◆ Work to do
Copy the lines that follow, keeping every character the same.

◆ Excerpts from a figure dataset
--- Start ---

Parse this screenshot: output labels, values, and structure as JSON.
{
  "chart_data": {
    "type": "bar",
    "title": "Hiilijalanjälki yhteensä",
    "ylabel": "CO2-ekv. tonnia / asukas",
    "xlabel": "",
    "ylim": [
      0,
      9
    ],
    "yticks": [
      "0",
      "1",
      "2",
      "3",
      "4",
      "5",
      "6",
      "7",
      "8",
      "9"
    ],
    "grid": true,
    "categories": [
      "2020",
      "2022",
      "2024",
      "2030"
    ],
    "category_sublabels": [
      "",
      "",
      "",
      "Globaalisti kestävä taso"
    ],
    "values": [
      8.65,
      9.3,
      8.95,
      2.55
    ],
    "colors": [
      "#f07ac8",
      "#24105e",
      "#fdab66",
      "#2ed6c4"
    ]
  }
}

--- End ---

◆ Output below
Parse this screenshot: output labels, values, and structure as JSON.
{
  "chart_data": {
    "type": "bar",
    "title": "Hiilijalanjälki yhteensä",
    "ylabel": "CO2-ekv. tonnia / asukas",
    "xlabel": "",
    "ylim": [
      0,
      9
    ],
    "yticks": [
      "0",
      "1",
      "2",
      "3",
      "4",
      "5",
      "6",
      "7",
      "8",
      "9"
    ],
    "grid": true,
    "categories": [
      "2020",
      "2022",
      "2024",
      "2030"
    ],
    "category_sublabels": [
      "",
      "",
      "",
      "Globaalisti kestävä taso"
    ],
    "values": [
      8.65,
      9.3,
      8.95,
      2.55
    ],
    "colors": [
      "#f07ac8",
      "#24105e",
      "#fdab66",
      "#2ed6c4"
    ]
  }
}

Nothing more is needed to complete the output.